Stored items from a collection
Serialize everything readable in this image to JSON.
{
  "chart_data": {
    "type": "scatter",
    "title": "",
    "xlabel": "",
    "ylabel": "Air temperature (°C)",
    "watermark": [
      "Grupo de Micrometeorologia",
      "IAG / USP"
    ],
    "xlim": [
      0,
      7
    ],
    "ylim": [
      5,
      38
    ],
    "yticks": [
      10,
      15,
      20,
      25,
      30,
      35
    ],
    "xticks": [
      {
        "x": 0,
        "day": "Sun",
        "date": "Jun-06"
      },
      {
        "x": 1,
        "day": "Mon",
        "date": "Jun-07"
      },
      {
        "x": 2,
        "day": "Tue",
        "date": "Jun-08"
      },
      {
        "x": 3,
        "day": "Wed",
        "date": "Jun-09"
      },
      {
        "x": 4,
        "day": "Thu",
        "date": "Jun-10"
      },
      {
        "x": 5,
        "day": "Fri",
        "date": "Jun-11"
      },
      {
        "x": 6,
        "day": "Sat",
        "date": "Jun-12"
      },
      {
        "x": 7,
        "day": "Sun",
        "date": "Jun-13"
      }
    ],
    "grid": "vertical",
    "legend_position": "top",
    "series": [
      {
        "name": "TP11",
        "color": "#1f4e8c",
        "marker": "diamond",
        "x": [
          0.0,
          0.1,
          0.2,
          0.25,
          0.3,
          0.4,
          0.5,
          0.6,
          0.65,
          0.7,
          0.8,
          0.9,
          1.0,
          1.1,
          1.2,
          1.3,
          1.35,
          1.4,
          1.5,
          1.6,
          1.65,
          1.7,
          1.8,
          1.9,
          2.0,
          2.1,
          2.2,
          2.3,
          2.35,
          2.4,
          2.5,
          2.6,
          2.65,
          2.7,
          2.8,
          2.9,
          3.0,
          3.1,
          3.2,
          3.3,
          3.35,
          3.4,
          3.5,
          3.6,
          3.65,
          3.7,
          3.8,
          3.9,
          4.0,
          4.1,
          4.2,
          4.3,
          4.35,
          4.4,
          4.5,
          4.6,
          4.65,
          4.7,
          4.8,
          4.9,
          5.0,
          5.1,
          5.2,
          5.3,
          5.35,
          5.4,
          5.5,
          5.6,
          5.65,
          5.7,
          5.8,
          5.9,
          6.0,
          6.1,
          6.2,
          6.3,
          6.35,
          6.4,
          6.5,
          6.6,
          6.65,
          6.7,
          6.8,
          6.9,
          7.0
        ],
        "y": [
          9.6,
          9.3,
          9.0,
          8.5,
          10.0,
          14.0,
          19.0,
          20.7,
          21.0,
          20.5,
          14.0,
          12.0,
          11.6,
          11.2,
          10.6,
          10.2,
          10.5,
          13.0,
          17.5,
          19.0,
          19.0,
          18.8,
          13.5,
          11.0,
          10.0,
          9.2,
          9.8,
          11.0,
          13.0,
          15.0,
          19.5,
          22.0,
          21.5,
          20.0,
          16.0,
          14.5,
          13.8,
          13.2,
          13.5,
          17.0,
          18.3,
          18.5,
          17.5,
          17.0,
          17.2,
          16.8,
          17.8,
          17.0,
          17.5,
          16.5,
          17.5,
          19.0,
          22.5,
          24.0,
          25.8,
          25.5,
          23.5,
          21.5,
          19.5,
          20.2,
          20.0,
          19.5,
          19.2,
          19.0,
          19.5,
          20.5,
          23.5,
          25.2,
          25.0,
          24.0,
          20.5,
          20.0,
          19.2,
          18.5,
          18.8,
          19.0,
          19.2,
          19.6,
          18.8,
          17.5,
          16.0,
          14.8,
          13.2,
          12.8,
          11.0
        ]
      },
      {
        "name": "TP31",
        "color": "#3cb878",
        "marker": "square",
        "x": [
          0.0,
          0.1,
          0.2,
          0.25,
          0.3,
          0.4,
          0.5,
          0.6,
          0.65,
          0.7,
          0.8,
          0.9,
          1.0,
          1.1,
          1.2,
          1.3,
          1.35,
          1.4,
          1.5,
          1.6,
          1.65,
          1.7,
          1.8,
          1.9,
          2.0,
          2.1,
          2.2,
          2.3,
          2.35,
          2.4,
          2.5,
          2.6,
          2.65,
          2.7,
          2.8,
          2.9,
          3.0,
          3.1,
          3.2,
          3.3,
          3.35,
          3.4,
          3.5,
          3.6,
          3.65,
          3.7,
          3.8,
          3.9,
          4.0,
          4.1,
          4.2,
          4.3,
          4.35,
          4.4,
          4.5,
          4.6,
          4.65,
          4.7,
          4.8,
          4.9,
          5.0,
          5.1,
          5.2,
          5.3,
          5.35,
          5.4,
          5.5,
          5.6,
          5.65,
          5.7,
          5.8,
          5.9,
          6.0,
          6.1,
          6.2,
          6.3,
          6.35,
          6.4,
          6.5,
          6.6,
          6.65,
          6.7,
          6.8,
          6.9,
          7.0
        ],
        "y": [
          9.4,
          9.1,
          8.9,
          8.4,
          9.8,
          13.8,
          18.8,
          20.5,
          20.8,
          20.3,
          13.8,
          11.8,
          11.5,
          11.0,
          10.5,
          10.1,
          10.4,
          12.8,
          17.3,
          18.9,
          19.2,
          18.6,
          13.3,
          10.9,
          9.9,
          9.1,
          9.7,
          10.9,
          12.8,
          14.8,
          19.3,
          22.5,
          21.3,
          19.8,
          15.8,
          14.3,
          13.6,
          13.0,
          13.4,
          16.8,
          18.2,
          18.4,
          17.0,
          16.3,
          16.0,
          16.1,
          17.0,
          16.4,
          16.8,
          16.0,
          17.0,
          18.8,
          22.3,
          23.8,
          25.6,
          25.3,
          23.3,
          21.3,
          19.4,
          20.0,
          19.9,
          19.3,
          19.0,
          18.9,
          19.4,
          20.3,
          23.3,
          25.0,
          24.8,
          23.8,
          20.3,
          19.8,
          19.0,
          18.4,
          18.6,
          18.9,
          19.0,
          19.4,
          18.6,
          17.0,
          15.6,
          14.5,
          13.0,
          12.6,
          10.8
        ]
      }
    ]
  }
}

[Objective]
Reproduce each entry exactly, leaving out nothing.

[Answer to this exercise]
Serialize everything readable in this image to JSON.
{
  "chart_data": {
    "type": "scatter",
    "title": "",
    "xlabel": "",
    "ylabel": "Air temperature (°C)",
    "watermark": [
      "Grupo de Micrometeorologia",
      "IAG / USP"
    ],
    "xlim": [
      0,
      7
    ],
    "ylim": [
      5,
      38
    ],
    "yticks": [
      10,
      15,
      20,
      25,
      30,
      35
    ],
    "xticks": [
      {
        "x": 0,
        "day": "Sun",
        "date": "Jun-06"
      },
      {
        "x": 1,
        "day": "Mon",
        "date": "Jun-07"
      },
      {
        "x": 2,
        "day": "Tue",
        "date": "Jun-08"
      },
      {
        "x": 3,
        "day": "Wed",
        "date": "Jun-09"
      },
      {
        "x": 4,
        "day": "Thu",
        "date": "Jun-10"
      },
      {
        "x": 5,
        "day": "Fri",
        "date": "Jun-11"
      },
      {
        "x": 6,
        "day": "Sat",
        "date": "Jun-12"
      },
      {
        "x": 7,
        "day": "Sun",
        "date": "Jun-13"
      }
    ],
    "grid": "vertical",
    "legend_position": "top",
    "series": [
      {
        "name": "TP11",
        "color": "#1f4e8c",
        "marker": "diamond",
        "x": [
          0.0,
          0.1,
          0.2,
          0.25,
          0.3,
          0.4,
          0.5,
          0.6,
          0.65,
          0.7,
          0.8,
          0.9,
          1.0,
          1.1,
          1.2,
          1.3,
          1.35,
          1.4,
          1.5,
          1.6,
          1.65,
          1.7,
          1.8,
          1.9,
          2.0,
          2.1,
          2.2,
          2.3,
          2.35,
          2.4,
          2.5,
          2.6,
          2.65,
          2.7,
          2.8,
          2.9,
          3.0,
          3.1,
          3.2,
          3.3,
          3.35,
          3.4,
          3.5,
          3.6,
          3.65,
          3.7,
          3.8,
          3.9,
          4.0,
          4.1,
          4.2,
          4.3,
          4.35,
          4.4,
          4.5,
          4.6,
          4.65,
          4.7,
          4.8,
          4.9,
          5.0,
          5.1,
          5.2,
          5.3,
          5.35,
          5.4,
          5.5,
          5.6,
          5.65,
          5.7,
          5.8,
          5.9,
          6.0,
          6.1,
          6.2,
          6.3,
          6.35,
          6.4,
          6.5,
          6.6,
          6.65,
          6.7,
          6.8,
          6.9,
          7.0
        ],
        "y": [
          9.6,
          9.3,
          9.0,
          8.5,
          10.0,
          14.0,
          19.0,
          20.7,
          21.0,
          20.5,
          14.0,
          12.0,
          11.6,
          11.2,
          10.6,
          10.2,
          10.5,
          13.0,
          17.5,
          19.0,
          19.0,
          18.8,
          13.5,
          11.0,
          10.0,
          9.2,
          9.8,
          11.0,
          13.0,
          15.0,
          19.5,
          22.0,
          21.5,
          20.0,
          16.0,
          14.5,
          13.8,
          13.2,
          13.5,
          17.0,
          18.3,
          18.5,
          17.5,
          17.0,
          17.2,
          16.8,
          17.8,
          17.0,
          17.5,
          16.5,
          17.5,
          19.0,
          22.5,
          24.0,
          25.8,
          25.5,
          23.5,
          21.5,
          19.5,
          20.2,
          20.0,
          19.5,
          19.2,
          19.0,
          19.5,
          20.5,
          23.5,
          25.2,
          25.0,
          24.0,
          20.5,
          20.0,
          19.2,
          18.5,
          18.8,
          19.0,
          19.2,
          19.6,
          18.8,
          17.5,
          16.0,
          14.8,
          13.2,
          12.8,
          11.0
        ]
      },
      {
        "name": "TP31",
        "color": "#3cb878",
        "marker": "square",
        "x": [
          0.0,
          0.1,
          0.2,
          0.25,
          0.3,
          0.4,
          0.5,
          0.6,
          0.65,
          0.7,
          0.8,
          0.9,
          1.0,
          1.1,
          1.2,
          1.3,
          1.35,
          1.4,
          1.5,
          1.6,
          1.65,
          1.7,
          1.8,
          1.9,
          2.0,
          2.1,
          2.2,
          2.3,
          2.35,
          2.4,
          2.5,
          2.6,
          2.65,
          2.7,
          2.8,
          2.9,
          3.0,
          3.1,
          3.2,
          3.3,
          3.35,
          3.4,
          3.5,
          3.6,
          3.65,
          3.7,
          3.8,
          3.9,
          4.0,
          4.1,
          4.2,
          4.3,
          4.35,
          4.4,
          4.5,
          4.6,
          4.65,
          4.7,
          4.8,
          4.9,
          5.0,
          5.1,
          5.2,
          5.3,
          5.35,
          5.4,
          5.5,
          5.6,
          5.65,
          5.7,
          5.8,
          5.9,
          6.0,
          6.1,
          6.2,
          6.3,
          6.35,
          6.4,
          6.5,
          6.6,
          6.65,
          6.7,
          6.8,
          6.9,
          7.0
        ],
        "y": [
          9.4,
          9.1,
          8.9,
          8.4,
          9.8,
          13.8,
          18.8,
          20.5,
          20.8,
          20.3,
          13.8,
          11.8,
          11.5,
          11.0,
          10.5,
          10.1,
          10.4,
          12.8,
          17.3,
          18.9,
          19.2,
          18.6,
          13.3,
          10.9,
          9.9,
          9.1,
          9.7,
          10.9,
          12.8,
          14.8,
          19.3,
          22.5,
          21.3,
          19.8,
          15.8,
          14.3,
          13.6,
          13.0,
          13.4,
          16.8,
          18.2,
          18.4,
          17.0,
          16.3,
          16.0,
          16.1,
          17.0,
          16.4,
          16.8,
          16.0,
          17.0,
          18.8,
          22.3,
          23.8,
          25.6,
          25.3,
          23.3,
          21.3,
          19.4,
          20.0,
          19.9,
          19.3,
          19.0,
          18.9,
          19.4,
          20.3,
          23.3,
          25.0,
          24.8,
          23.8,
          20.3,
          19.8,
          19.0,
          18.4,
          18.6,
          18.9,
          19.0,
          19.4,
          18.6,
          17.0,
          15.6,
          14.5,
          13.0,
          12.6,
          10.8
        ]
      }
    ]
  }
}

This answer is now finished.